SET TASK → Reproduce each line exactly.

────────

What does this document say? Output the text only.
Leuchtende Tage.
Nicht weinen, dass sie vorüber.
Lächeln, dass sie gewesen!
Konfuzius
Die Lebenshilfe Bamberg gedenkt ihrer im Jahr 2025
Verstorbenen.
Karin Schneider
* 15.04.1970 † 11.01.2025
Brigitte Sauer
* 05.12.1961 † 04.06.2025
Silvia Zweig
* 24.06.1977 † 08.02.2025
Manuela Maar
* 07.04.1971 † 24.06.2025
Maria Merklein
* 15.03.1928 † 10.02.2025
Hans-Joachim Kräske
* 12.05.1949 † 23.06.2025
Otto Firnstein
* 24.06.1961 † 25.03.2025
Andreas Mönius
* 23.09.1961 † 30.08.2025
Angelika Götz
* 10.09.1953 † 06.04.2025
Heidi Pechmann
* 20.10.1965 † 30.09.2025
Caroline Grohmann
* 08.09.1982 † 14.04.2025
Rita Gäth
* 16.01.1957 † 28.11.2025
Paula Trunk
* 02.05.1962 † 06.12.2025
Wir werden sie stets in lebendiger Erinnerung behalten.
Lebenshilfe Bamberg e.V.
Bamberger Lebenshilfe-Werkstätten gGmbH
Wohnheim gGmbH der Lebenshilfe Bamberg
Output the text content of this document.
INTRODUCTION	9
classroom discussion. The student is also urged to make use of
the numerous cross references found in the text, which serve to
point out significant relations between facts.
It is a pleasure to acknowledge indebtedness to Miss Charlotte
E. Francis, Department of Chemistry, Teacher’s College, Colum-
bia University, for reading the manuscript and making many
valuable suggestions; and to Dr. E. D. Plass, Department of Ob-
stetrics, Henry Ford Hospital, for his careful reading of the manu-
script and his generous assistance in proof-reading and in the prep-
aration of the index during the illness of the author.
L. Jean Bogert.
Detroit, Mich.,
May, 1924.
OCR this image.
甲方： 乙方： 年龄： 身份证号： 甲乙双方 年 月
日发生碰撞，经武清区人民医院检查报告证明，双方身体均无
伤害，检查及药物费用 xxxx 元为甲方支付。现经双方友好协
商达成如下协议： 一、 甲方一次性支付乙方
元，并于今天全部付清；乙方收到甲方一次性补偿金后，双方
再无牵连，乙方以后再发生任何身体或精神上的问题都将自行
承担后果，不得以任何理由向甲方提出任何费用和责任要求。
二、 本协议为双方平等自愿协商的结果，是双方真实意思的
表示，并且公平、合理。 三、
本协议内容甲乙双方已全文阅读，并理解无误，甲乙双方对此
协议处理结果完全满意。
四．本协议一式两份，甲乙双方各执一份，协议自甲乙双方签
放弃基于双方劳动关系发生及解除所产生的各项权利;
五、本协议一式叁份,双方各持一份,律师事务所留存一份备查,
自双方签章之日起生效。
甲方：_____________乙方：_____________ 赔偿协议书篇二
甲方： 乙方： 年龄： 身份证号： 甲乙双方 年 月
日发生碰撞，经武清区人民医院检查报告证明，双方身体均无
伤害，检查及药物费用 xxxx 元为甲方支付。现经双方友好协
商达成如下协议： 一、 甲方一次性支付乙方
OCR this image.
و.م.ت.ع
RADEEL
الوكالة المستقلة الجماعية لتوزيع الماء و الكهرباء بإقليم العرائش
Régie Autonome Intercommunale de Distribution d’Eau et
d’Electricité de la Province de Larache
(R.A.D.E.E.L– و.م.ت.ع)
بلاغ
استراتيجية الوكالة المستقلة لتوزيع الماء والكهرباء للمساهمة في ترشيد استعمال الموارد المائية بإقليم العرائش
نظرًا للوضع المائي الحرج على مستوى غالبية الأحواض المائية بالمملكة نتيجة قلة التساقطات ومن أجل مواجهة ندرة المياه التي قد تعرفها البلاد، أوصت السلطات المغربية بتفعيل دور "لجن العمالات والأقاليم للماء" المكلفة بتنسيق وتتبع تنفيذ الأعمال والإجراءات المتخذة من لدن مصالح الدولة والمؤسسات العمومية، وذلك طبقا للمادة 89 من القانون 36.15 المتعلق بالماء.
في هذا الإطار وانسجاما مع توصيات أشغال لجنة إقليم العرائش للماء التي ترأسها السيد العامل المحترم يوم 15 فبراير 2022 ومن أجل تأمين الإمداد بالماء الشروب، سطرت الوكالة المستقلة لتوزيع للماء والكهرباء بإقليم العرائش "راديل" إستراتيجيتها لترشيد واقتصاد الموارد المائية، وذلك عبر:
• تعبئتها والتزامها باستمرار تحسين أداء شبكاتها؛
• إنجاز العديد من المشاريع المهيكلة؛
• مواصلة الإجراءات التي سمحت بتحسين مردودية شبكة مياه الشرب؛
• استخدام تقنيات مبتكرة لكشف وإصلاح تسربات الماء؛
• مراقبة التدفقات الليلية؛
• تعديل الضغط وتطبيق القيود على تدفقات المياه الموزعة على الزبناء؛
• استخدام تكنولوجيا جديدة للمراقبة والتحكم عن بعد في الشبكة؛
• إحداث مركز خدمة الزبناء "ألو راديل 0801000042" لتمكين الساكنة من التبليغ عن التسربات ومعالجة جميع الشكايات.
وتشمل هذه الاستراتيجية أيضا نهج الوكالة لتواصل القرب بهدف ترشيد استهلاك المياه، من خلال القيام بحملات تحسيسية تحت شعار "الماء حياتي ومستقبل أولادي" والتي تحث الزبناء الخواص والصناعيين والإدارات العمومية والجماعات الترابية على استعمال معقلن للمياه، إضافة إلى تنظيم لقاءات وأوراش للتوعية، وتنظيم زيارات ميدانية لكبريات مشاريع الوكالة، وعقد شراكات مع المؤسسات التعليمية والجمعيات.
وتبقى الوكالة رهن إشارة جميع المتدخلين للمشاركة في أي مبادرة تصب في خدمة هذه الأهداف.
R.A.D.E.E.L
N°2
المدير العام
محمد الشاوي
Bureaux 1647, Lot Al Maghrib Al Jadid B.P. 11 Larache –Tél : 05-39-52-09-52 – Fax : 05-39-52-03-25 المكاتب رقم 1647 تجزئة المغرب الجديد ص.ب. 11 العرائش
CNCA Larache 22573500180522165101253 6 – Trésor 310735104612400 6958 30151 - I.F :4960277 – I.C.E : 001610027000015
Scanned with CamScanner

────────

EXERCISE RESPONSE →
What does this document say? Output the text only.
Leuchtende Tage.
Nicht weinen, dass sie vorüber.
Lächeln, dass sie gewesen!
Konfuzius
Die Lebenshilfe Bamberg gedenkt ihrer im Jahr 2025
Verstorbenen.
Karin Schneider
* 15.04.1970 † 11.01.2025
Brigitte Sauer
* 05.12.1961 † 04.06.2025
Silvia Zweig
* 24.06.1977 † 08.02.2025
Manuela Maar
* 07.04.1971 † 24.06.2025
Maria Merklein
* 15.03.1928 † 10.02.2025
Hans-Joachim Kräske
* 12.05.1949 † 23.06.2025
Otto Firnstein
* 24.06.1961 † 25.03.2025
Andreas Mönius
* 23.09.1961 † 30.08.2025
Angelika Götz
* 10.09.1953 † 06.04.2025
Heidi Pechmann
* 20.10.1965 † 30.09.2025
Caroline Grohmann
* 08.09.1982 † 14.04.2025
Rita Gäth
* 16.01.1957 † 28.11.2025
Paula Trunk
* 02.05.1962 † 06.12.2025
Wir werden sie stets in lebendiger Erinnerung behalten.
Lebenshilfe Bamberg e.V.
Bamberger Lebenshilfe-Werkstätten gGmbH
Wohnheim gGmbH der Lebenshilfe Bamberg
Output the text content of this document.
INTRODUCTION	9
classroom discussion. The student is also urged to make use of
the numerous cross references found in the text, which serve to
point out significant relations between facts.
It is a pleasure to acknowledge indebtedness to Miss Charlotte
E. Francis, Department of Chemistry, Teacher’s College, Colum-
bia University, for reading the manuscript and making many
valuable suggestions; and to Dr. E. D. Plass, Department of Ob-
stetrics, Henry Ford Hospital, for his careful reading of the manu-
script and his generous assistance in proof-reading and in the prep-
aration of the index during the illness of the author.
L. Jean Bogert.
Detroit, Mich.,
May, 1924.
OCR this image.
甲方： 乙方： 年龄： 身份证号： 甲乙双方 年 月
日发生碰撞，经武清区人民医院检查报告证明，双方身体均无
伤害，检查及药物费用 xxxx 元为甲方支付。现经双方友好协
商达成如下协议： 一、 甲方一次性支付乙方
元，并于今天全部付清；乙方收到甲方一次性补偿金后，双方
再无牵连，乙方以后再发生任何身体或精神上的问题都将自行
承担后果，不得以任何理由向甲方提出任何费用和责任要求。
二、 本协议为双方平等自愿协商的结果，是双方真实意思的
表示，并且公平、合理。 三、
本协议内容甲乙双方已全文阅读，并理解无误，甲乙双方对此
协议处理结果完全满意。
四．本协议一式两份，甲乙双方各执一份，协议自甲乙双方签
放弃基于双方劳动关系发生及解除所产生的各项权利;
五、本协议一式叁份,双方各持一份,律师事务所留存一份备查,
自双方签章之日起生效。
甲方：_____________乙方：_____________ 赔偿协议书篇二
甲方： 乙方： 年龄： 身份证号： 甲乙双方 年 月
日发生碰撞，经武清区人民医院检查报告证明，双方身体均无
伤害，检查及药物费用 xxxx 元为甲方支付。现经双方友好协
商达成如下协议： 一、 甲方一次性支付乙方
OCR this image.
و.م.ت.ع
RADEEL
الوكالة المستقلة الجماعية لتوزيع الماء و الكهرباء بإقليم العرائش
Régie Autonome Intercommunale de Distribution d’Eau et
d’Electricité de la Province de Larache
(R.A.D.E.E.L– و.م.ت.ع)
بلاغ
استراتيجية الوكالة المستقلة لتوزيع الماء والكهرباء للمساهمة في ترشيد استعمال الموارد المائية بإقليم العرائش
نظرًا للوضع المائي الحرج على مستوى غالبية الأحواض المائية بالمملكة نتيجة قلة التساقطات ومن أجل مواجهة ندرة المياه التي قد تعرفها البلاد، أوصت السلطات المغربية بتفعيل دور "لجن العمالات والأقاليم للماء" المكلفة بتنسيق وتتبع تنفيذ الأعمال والإجراءات المتخذة من لدن مصالح الدولة والمؤسسات العمومية، وذلك طبقا للمادة 89 من القانون 36.15 المتعلق بالماء.
في هذا الإطار وانسجاما مع توصيات أشغال لجنة إقليم العرائش للماء التي ترأسها السيد العامل المحترم يوم 15 فبراير 2022 ومن أجل تأمين الإمداد بالماء الشروب، سطرت الوكالة المستقلة لتوزيع للماء والكهرباء بإقليم العرائش "راديل" إستراتيجيتها لترشيد واقتصاد الموارد المائية، وذلك عبر:
• تعبئتها والتزامها باستمرار تحسين أداء شبكاتها؛
• إنجاز العديد من المشاريع المهيكلة؛
• مواصلة الإجراءات التي سمحت بتحسين مردودية شبكة مياه الشرب؛
• استخدام تقنيات مبتكرة لكشف وإصلاح تسربات الماء؛
• مراقبة التدفقات الليلية؛
• تعديل الضغط وتطبيق القيود على تدفقات المياه الموزعة على الزبناء؛
• استخدام تكنولوجيا جديدة للمراقبة والتحكم عن بعد في الشبكة؛
• إحداث مركز خدمة الزبناء "ألو راديل 0801000042" لتمكين الساكنة من التبليغ عن التسربات ومعالجة جميع الشكايات.
وتشمل هذه الاستراتيجية أيضا نهج الوكالة لتواصل القرب بهدف ترشيد استهلاك المياه، من خلال القيام بحملات تحسيسية تحت شعار "الماء حياتي ومستقبل أولادي" والتي تحث الزبناء الخواص والصناعيين والإدارات العمومية والجماعات الترابية على استعمال معقلن للمياه، إضافة إلى تنظيم لقاءات وأوراش للتوعية، وتنظيم زيارات ميدانية لكبريات مشاريع الوكالة، وعقد شراكات مع المؤسسات التعليمية والجمعيات.
وتبقى الوكالة رهن إشارة جميع المتدخلين للمشاركة في أي مبادرة تصب في خدمة هذه الأهداف.
R.A.D.E.E.L
N°2
المدير العام
محمد الشاوي
Bureaux 1647, Lot Al Maghrib Al Jadid B.P. 11 Larache –Tél : 05-39-52-09-52 – Fax : 05-39-52-03-25 المكاتب رقم 1647 تجزئة المغرب الجديد ص.ب. 11 العرائش
CNCA Larache 22573500180522165101253 6 – Trésor 310735104612400 6958 30151 - I.F :4960277 – I.C.E : 001610027000015
Scanned with CamScanner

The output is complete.